Aim of the task — Print the records below exactly as they appear.

(Data entries)

------------------------------------------------

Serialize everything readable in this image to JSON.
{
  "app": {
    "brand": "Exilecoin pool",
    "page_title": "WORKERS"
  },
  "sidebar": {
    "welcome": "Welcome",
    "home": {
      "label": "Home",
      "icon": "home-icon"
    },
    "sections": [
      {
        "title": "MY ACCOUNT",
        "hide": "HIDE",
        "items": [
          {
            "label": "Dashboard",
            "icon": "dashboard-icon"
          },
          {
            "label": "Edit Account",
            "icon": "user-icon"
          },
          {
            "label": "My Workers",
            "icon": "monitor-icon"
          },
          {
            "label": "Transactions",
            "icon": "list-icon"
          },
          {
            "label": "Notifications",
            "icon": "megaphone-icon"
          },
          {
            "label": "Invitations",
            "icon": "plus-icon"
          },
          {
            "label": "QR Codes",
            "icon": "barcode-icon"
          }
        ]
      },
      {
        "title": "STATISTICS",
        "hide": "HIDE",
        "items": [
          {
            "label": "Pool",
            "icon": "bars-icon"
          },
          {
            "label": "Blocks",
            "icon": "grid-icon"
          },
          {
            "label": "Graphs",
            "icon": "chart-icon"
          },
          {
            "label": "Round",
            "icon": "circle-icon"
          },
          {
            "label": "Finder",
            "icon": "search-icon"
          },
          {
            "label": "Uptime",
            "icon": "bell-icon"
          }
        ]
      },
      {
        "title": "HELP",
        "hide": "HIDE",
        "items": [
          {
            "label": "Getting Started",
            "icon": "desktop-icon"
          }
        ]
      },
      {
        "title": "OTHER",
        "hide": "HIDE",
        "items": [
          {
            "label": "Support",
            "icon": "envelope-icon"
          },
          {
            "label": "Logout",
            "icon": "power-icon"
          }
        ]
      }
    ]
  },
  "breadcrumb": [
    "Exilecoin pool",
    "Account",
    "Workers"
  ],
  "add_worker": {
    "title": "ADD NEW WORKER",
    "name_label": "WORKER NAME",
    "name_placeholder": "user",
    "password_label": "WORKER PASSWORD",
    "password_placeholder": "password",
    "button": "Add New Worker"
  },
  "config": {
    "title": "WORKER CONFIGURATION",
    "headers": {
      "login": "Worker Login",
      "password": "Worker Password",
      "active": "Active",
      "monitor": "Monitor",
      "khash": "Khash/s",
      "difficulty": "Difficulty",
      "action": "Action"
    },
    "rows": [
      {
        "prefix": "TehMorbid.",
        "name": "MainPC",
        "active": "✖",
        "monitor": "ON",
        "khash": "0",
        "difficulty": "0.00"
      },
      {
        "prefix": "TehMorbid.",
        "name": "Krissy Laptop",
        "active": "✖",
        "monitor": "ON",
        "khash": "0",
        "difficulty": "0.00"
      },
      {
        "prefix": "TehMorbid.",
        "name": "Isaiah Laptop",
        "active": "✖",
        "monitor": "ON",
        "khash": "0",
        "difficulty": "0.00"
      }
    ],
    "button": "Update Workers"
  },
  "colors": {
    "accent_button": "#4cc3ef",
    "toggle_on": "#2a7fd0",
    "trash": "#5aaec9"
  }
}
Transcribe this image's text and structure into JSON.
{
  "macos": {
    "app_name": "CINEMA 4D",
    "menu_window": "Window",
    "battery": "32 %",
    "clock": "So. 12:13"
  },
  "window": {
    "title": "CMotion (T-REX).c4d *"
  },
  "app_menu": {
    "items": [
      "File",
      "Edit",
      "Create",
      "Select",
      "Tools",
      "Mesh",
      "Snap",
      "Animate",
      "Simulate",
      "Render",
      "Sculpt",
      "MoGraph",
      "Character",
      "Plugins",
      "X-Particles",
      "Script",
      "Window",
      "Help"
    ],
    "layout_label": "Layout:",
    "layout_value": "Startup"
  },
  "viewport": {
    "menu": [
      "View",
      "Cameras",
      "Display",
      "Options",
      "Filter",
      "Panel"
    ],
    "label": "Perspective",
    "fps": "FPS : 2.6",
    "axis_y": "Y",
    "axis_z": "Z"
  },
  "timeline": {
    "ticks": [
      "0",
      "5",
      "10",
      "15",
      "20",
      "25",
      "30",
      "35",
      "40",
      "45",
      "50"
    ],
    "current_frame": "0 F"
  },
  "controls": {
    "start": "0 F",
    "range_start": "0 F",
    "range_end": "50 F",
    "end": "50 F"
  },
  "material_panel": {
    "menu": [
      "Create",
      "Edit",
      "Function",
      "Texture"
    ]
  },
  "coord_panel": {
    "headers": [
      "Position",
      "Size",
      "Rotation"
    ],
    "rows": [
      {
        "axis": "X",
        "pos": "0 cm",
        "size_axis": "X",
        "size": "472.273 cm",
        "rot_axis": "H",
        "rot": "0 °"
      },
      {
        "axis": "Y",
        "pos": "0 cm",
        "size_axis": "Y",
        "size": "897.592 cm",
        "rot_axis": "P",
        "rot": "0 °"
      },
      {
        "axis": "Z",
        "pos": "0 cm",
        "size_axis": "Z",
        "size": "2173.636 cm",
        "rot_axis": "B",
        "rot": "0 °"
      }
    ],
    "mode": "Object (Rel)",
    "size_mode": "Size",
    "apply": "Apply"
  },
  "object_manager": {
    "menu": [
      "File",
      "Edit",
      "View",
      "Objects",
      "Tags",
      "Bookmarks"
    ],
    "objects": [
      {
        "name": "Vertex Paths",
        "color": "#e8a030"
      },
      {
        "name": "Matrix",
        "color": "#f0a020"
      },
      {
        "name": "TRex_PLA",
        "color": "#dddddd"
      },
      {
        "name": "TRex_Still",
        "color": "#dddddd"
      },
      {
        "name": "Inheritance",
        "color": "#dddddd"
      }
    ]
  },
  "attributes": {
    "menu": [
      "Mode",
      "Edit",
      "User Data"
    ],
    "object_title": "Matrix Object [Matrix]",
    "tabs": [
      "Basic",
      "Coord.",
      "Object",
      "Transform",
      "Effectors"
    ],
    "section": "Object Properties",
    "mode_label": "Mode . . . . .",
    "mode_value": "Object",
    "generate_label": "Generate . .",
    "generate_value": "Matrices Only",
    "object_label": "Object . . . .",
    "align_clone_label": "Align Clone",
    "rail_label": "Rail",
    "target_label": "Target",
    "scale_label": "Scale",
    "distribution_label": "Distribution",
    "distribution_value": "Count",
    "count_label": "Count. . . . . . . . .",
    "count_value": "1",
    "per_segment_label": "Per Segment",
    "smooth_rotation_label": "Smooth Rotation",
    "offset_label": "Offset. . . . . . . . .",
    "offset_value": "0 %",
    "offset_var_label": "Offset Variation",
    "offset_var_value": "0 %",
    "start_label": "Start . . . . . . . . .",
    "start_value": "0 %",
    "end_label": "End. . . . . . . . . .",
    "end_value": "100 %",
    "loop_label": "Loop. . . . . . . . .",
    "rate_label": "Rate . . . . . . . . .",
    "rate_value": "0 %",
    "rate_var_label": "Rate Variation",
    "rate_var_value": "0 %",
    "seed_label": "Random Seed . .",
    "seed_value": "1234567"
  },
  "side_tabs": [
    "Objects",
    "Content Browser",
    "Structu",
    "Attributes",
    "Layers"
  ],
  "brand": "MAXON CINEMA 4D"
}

------------------------------------------------

Task result —
Serialize everything readable in this image to JSON.
{
  "app": {
    "brand": "Exilecoin pool",
    "page_title": "WORKERS"
  },
  "sidebar": {
    "welcome": "Welcome",
    "home": {
      "label": "Home",
      "icon": "home-icon"
    },
    "sections": [
      {
        "title": "MY ACCOUNT",
        "hide": "HIDE",
        "items": [
          {
            "label": "Dashboard",
            "icon": "dashboard-icon"
          },
          {
            "label": "Edit Account",
            "icon": "user-icon"
          },
          {
            "label": "My Workers",
            "icon": "monitor-icon"
          },
          {
            "label": "Transactions",
            "icon": "list-icon"
          },
          {
            "label": "Notifications",
            "icon": "megaphone-icon"
          },
          {
            "label": "Invitations",
            "icon": "plus-icon"
          },
          {
            "label": "QR Codes",
            "icon": "barcode-icon"
          }
        ]
      },
      {
        "title": "STATISTICS",
        "hide": "HIDE",
        "items": [
          {
            "label": "Pool",
            "icon": "bars-icon"
          },
          {
            "label": "Blocks",
            "icon": "grid-icon"
          },
          {
            "label": "Graphs",
            "icon": "chart-icon"
          },
          {
            "label": "Round",
            "icon": "circle-icon"
          },
          {
            "label": "Finder",
            "icon": "search-icon"
          },
          {
            "label": "Uptime",
            "icon": "bell-icon"
          }
        ]
      },
      {
        "title": "HELP",
        "hide": "HIDE",
        "items": [
          {
            "label": "Getting Started",
            "icon": "desktop-icon"
          }
        ]
      },
      {
        "title": "OTHER",
        "hide": "HIDE",
        "items": [
          {
            "label": "Support",
            "icon": "envelope-icon"
          },
          {
            "label": "Logout",
            "icon": "power-icon"
          }
        ]
      }
    ]
  },
  "breadcrumb": [
    "Exilecoin pool",
    "Account",
    "Workers"
  ],
  "add_worker": {
    "title": "ADD NEW WORKER",
    "name_label": "WORKER NAME",
    "name_placeholder": "user",
    "password_label": "WORKER PASSWORD",
    "password_placeholder": "password",
    "button": "Add New Worker"
  },
  "config": {
    "title": "WORKER CONFIGURATION",
    "headers": {
      "login": "Worker Login",
      "password": "Worker Password",
      "active": "Active",
      "monitor": "Monitor",
      "khash": "Khash/s",
      "difficulty": "Difficulty",
      "action": "Action"
    },
    "rows": [
      {
        "prefix": "TehMorbid.",
        "name": "MainPC",
        "active": "✖",
        "monitor": "ON",
        "khash": "0",
        "difficulty": "0.00"
      },
      {
        "prefix": "TehMorbid.",
        "name": "Krissy Laptop",
        "active": "✖",
        "monitor": "ON",
        "khash": "0",
        "difficulty": "0.00"
      },
      {
        "prefix": "TehMorbid.",
        "name": "Isaiah Laptop",
        "active": "✖",
        "monitor": "ON",
        "khash": "0",
        "difficulty": "0.00"
      }
    ],
    "button": "Update Workers"
  },
  "colors": {
    "accent_button": "#4cc3ef",
    "toggle_on": "#2a7fd0",
    "trash": "#5aaec9"
  }
}
Transcribe this image's text and structure into JSON.
{
  "macos": {
    "app_name": "CINEMA 4D",
    "menu_window": "Window",
    "battery": "32 %",
    "clock": "So. 12:13"
  },
  "window": {
    "title": "CMotion (T-REX).c4d *"
  },
  "app_menu": {
    "items": [
      "File",
      "Edit",
      "Create",
      "Select",
      "Tools",
      "Mesh",
      "Snap",
      "Animate",
      "Simulate",
      "Render",
      "Sculpt",
      "MoGraph",
      "Character",
      "Plugins",
      "X-Particles",
      "Script",
      "Window",
      "Help"
    ],
    "layout_label": "Layout:",
    "layout_value": "Startup"
  },
  "viewport": {
    "menu": [
      "View",
      "Cameras",
      "Display",
      "Options",
      "Filter",
      "Panel"
    ],
    "label": "Perspective",
    "fps": "FPS : 2.6",
    "axis_y": "Y",
    "axis_z": "Z"
  },
  "timeline": {
    "ticks": [
      "0",
      "5",
      "10",
      "15",
      "20",
      "25",
      "30",
      "35",
      "40",
      "45",
      "50"
    ],
    "current_frame": "0 F"
  },
  "controls": {
    "start": "0 F",
    "range_start": "0 F",
    "range_end": "50 F",
    "end": "50 F"
  },
  "material_panel": {
    "menu": [
      "Create",
      "Edit",
      "Function",
      "Texture"
    ]
  },
  "coord_panel": {
    "headers": [
      "Position",
      "Size",
      "Rotation"
    ],
    "rows": [
      {
        "axis": "X",
        "pos": "0 cm",
        "size_axis": "X",
        "size": "472.273 cm",
        "rot_axis": "H",
        "rot": "0 °"
      },
      {
        "axis": "Y",
        "pos": "0 cm",
        "size_axis": "Y",
        "size": "897.592 cm",
        "rot_axis": "P",
        "rot": "0 °"
      },
      {
        "axis": "Z",
        "pos": "0 cm",
        "size_axis": "Z",
        "size": "2173.636 cm",
        "rot_axis": "B",
        "rot": "0 °"
      }
    ],
    "mode": "Object (Rel)",
    "size_mode": "Size",
    "apply": "Apply"
  },
  "object_manager": {
    "menu": [
      "File",
      "Edit",
      "View",
      "Objects",
      "Tags",
      "Bookmarks"
    ],
    "objects": [
      {
        "name": "Vertex Paths",
        "color": "#e8a030"
      },
      {
        "name": "Matrix",
        "color": "#f0a020"
      },
      {
        "name": "TRex_PLA",
        "color": "#dddddd"
      },
      {
        "name": "TRex_Still",
        "color": "#dddddd"
      },
      {
        "name": "Inheritance",
        "color": "#dddddd"
      }
    ]
  },
  "attributes": {
    "menu": [
      "Mode",
      "Edit",
      "User Data"
    ],
    "object_title": "Matrix Object [Matrix]",
    "tabs": [
      "Basic",
      "Coord.",
      "Object",
      "Transform",
      "Effectors"
    ],
    "section": "Object Properties",
    "mode_label": "Mode . . . . .",
    "mode_value": "Object",
    "generate_label": "Generate . .",
    "generate_value": "Matrices Only",
    "object_label": "Object . . . .",
    "align_clone_label": "Align Clone",
    "rail_label": "Rail",
    "target_label": "Target",
    "scale_label": "Scale",
    "distribution_label": "Distribution",
    "distribution_value": "Count",
    "count_label": "Count. . . . . . . . .",
    "count_value": "1",
    "per_segment_label": "Per Segment",
    "smooth_rotation_label": "Smooth Rotation",
    "offset_label": "Offset. . . . . . . . .",
    "offset_value": "0 %",
    "offset_var_label": "Offset Variation",
    "offset_var_value": "0 %",
    "start_label": "Start . . . . . . . . .",
    "start_value": "0 %",
    "end_label": "End. . . . . . . . . .",
    "end_value": "100 %",
    "loop_label": "Loop. . . . . . . . .",
    "rate_label": "Rate . . . . . . . . .",
    "rate_value": "0 %",
    "rate_var_label": "Rate Variation",
    "rate_var_value": "0 %",
    "seed_label": "Random Seed . .",
    "seed_value": "1234567"
  },
  "side_tabs": [
    "Objects",
    "Content Browser",
    "Structu",
    "Attributes",
    "Layers"
  ],
  "brand": "MAXON CINEMA 4D"
}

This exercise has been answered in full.